Scan the lines below for the word "Reset". Copy each line you find it in.

» **Data entries**
>> START

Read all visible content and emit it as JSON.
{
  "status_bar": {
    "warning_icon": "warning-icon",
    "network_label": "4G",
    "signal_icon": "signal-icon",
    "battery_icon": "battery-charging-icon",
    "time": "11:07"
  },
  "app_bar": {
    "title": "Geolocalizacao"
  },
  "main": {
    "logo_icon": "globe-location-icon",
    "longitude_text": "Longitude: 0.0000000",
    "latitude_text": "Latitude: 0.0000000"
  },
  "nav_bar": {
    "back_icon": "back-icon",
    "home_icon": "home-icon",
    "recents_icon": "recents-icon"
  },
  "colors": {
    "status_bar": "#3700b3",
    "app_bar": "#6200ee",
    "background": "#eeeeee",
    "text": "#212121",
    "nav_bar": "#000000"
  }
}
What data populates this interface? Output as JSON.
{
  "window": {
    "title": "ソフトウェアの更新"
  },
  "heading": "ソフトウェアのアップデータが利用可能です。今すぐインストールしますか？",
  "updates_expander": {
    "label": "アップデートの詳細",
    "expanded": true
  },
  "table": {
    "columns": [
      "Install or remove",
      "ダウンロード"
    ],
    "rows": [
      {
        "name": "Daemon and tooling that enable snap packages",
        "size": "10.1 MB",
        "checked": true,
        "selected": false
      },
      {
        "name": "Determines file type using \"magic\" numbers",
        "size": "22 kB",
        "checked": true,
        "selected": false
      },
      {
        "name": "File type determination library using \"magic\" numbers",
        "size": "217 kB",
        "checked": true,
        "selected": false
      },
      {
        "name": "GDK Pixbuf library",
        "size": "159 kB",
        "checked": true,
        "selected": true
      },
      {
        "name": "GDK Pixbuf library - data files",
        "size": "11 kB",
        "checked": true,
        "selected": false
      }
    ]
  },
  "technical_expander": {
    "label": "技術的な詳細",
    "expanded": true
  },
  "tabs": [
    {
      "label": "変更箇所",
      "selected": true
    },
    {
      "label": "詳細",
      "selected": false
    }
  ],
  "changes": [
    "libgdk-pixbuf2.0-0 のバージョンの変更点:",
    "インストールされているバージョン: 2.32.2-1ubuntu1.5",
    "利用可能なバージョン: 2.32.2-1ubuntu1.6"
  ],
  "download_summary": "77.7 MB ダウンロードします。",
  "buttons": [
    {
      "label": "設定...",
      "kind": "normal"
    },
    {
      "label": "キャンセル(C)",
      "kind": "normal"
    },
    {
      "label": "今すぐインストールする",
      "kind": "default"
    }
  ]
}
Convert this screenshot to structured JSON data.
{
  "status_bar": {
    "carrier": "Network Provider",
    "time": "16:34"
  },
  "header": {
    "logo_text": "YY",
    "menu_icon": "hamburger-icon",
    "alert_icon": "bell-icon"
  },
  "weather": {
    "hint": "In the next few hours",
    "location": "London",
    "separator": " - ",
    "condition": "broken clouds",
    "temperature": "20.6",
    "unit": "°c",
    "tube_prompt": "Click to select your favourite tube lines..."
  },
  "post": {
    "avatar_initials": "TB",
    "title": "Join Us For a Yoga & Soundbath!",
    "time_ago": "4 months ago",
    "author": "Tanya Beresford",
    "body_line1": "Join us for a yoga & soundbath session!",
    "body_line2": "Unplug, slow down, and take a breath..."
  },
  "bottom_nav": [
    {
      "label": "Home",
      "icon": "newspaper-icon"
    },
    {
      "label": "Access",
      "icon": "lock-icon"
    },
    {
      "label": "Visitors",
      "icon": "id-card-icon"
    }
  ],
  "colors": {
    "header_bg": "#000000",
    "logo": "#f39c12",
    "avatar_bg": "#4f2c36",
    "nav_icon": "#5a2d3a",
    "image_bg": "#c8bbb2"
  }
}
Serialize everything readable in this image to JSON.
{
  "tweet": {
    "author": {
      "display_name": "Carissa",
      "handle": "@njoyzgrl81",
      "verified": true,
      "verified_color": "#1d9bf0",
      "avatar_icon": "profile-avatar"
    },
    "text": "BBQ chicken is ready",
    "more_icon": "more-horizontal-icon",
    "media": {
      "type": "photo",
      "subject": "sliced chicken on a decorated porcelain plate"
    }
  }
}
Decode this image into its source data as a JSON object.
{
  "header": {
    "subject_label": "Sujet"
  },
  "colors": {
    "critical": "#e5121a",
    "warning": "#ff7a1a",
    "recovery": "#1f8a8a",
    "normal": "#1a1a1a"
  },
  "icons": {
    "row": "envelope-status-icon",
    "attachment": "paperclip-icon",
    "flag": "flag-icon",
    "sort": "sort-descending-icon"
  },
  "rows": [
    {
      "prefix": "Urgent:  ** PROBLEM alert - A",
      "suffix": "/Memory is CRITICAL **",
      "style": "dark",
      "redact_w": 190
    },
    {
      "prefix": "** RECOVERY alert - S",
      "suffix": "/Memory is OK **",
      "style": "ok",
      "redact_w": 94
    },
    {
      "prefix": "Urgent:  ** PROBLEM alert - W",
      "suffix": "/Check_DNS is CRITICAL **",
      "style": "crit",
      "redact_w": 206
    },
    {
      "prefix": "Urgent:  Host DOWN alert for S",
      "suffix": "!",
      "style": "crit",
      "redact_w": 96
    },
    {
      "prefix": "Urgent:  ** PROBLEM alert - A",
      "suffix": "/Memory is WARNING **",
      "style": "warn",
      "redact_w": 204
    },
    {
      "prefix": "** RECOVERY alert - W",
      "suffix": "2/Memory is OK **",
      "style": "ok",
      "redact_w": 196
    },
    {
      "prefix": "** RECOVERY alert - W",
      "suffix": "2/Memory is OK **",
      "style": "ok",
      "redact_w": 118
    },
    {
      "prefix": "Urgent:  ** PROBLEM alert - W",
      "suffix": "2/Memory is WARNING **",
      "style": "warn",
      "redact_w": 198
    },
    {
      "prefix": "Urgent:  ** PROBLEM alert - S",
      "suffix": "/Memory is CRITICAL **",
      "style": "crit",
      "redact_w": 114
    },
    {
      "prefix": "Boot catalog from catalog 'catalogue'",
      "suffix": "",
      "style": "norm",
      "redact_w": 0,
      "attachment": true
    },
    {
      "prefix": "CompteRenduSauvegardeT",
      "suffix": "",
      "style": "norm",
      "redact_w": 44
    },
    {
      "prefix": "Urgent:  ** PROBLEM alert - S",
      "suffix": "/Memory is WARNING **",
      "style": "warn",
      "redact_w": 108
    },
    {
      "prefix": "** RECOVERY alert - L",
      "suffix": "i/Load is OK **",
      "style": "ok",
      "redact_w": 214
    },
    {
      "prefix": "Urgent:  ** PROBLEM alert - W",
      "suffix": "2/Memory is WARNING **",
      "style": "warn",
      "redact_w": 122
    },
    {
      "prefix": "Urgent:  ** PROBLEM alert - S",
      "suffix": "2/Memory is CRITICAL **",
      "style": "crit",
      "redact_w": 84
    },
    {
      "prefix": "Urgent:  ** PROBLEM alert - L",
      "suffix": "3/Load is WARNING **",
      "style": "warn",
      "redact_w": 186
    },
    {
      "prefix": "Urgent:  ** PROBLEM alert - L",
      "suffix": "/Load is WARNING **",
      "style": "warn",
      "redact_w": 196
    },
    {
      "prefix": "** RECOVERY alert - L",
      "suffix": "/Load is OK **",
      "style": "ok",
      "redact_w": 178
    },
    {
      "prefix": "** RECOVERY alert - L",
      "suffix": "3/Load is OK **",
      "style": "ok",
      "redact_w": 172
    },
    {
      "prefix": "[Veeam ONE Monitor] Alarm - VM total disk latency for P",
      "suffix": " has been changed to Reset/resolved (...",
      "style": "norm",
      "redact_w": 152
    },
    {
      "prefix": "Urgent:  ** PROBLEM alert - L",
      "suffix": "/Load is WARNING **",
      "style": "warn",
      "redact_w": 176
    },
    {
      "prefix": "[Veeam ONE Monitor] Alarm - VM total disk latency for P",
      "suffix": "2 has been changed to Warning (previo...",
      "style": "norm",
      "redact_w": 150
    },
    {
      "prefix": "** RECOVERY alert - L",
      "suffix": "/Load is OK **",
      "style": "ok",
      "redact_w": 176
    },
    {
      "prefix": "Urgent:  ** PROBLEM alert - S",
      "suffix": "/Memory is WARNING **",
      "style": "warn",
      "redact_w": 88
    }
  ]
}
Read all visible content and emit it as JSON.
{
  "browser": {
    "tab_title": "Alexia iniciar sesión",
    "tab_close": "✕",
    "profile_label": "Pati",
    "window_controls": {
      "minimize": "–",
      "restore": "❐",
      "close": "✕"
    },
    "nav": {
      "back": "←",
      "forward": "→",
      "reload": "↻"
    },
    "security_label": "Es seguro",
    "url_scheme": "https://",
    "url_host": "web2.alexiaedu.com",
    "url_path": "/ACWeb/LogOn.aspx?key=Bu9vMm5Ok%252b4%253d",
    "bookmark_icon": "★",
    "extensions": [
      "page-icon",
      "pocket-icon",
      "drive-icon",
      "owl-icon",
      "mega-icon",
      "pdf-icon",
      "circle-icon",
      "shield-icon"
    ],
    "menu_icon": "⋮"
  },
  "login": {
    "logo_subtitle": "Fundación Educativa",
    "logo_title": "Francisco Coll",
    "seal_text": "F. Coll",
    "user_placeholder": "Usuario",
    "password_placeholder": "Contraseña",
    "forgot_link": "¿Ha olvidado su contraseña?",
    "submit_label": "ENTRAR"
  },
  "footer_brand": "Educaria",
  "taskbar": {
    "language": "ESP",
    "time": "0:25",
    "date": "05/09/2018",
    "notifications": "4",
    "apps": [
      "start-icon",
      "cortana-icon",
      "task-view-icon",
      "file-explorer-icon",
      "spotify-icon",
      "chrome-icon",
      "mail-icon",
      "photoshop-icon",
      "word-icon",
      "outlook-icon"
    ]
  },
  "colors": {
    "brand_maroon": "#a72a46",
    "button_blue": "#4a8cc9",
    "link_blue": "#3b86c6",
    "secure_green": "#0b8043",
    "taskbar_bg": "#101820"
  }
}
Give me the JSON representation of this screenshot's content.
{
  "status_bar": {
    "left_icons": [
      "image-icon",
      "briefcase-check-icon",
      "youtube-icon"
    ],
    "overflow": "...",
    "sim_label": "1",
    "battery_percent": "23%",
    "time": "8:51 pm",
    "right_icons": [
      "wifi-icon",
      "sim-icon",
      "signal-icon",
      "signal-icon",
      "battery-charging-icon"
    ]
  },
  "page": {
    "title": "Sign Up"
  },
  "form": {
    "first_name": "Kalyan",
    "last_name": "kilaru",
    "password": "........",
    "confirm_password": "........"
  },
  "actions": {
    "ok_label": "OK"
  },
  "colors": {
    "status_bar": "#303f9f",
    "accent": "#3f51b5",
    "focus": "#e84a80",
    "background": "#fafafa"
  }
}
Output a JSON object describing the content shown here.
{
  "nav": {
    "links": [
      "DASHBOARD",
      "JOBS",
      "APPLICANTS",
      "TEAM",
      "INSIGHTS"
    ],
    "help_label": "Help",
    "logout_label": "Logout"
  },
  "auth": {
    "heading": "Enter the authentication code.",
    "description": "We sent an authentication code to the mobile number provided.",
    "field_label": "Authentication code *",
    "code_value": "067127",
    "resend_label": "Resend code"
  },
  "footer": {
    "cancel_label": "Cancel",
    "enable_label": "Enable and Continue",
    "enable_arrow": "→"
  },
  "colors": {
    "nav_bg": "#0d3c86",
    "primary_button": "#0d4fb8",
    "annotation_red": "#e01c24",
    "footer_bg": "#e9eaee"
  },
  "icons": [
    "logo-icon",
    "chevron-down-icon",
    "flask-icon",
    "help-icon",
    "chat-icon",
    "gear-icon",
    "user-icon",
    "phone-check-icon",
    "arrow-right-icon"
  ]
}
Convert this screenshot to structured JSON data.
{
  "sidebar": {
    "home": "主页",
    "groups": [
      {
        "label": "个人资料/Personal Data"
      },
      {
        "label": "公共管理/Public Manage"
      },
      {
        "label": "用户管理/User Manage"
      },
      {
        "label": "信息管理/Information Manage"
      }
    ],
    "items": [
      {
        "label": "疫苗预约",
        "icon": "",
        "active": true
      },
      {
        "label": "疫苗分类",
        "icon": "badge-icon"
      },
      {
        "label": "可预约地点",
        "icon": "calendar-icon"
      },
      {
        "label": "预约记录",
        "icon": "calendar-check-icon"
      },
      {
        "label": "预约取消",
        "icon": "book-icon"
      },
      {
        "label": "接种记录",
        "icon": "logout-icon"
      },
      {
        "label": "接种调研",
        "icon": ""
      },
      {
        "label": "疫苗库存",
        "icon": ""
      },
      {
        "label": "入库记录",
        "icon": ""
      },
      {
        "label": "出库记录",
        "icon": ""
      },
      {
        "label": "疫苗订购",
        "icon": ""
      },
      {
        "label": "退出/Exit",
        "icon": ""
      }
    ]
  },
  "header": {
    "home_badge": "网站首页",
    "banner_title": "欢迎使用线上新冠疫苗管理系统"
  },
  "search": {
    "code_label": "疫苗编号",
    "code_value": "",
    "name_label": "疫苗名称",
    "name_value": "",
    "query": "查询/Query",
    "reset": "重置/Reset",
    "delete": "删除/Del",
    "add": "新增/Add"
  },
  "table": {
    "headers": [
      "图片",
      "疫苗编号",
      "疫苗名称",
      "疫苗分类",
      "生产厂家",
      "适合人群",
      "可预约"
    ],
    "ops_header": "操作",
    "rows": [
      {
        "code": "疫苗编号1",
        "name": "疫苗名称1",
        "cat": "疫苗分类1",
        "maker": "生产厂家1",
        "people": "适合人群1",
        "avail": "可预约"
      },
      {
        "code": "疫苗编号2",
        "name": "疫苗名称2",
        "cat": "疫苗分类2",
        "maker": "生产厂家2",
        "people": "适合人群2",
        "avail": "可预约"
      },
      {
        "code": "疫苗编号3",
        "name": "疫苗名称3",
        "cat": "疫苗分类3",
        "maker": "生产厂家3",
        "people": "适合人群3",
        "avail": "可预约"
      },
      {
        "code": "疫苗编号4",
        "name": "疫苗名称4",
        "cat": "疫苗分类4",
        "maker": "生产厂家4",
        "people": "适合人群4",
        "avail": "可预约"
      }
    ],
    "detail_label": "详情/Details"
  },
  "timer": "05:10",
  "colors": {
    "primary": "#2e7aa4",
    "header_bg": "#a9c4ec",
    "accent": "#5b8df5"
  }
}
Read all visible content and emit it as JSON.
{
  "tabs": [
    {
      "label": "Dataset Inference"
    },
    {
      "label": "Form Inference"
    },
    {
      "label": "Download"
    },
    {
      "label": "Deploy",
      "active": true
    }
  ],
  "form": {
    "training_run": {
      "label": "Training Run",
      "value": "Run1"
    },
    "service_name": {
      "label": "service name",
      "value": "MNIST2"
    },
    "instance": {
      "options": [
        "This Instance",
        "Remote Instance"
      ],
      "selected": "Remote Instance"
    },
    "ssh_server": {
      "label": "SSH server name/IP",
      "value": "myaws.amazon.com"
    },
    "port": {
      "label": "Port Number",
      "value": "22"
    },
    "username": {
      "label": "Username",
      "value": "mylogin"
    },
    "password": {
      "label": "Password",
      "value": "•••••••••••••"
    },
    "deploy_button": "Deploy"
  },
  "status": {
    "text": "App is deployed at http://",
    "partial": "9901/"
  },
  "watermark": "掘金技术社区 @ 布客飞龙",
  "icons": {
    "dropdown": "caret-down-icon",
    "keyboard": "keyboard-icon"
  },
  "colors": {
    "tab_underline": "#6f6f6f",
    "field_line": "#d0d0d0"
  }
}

>> END

» **The answer**
      "suffix": " has been changed to Reset/resolved (...",
    "reset": "重置/Reset",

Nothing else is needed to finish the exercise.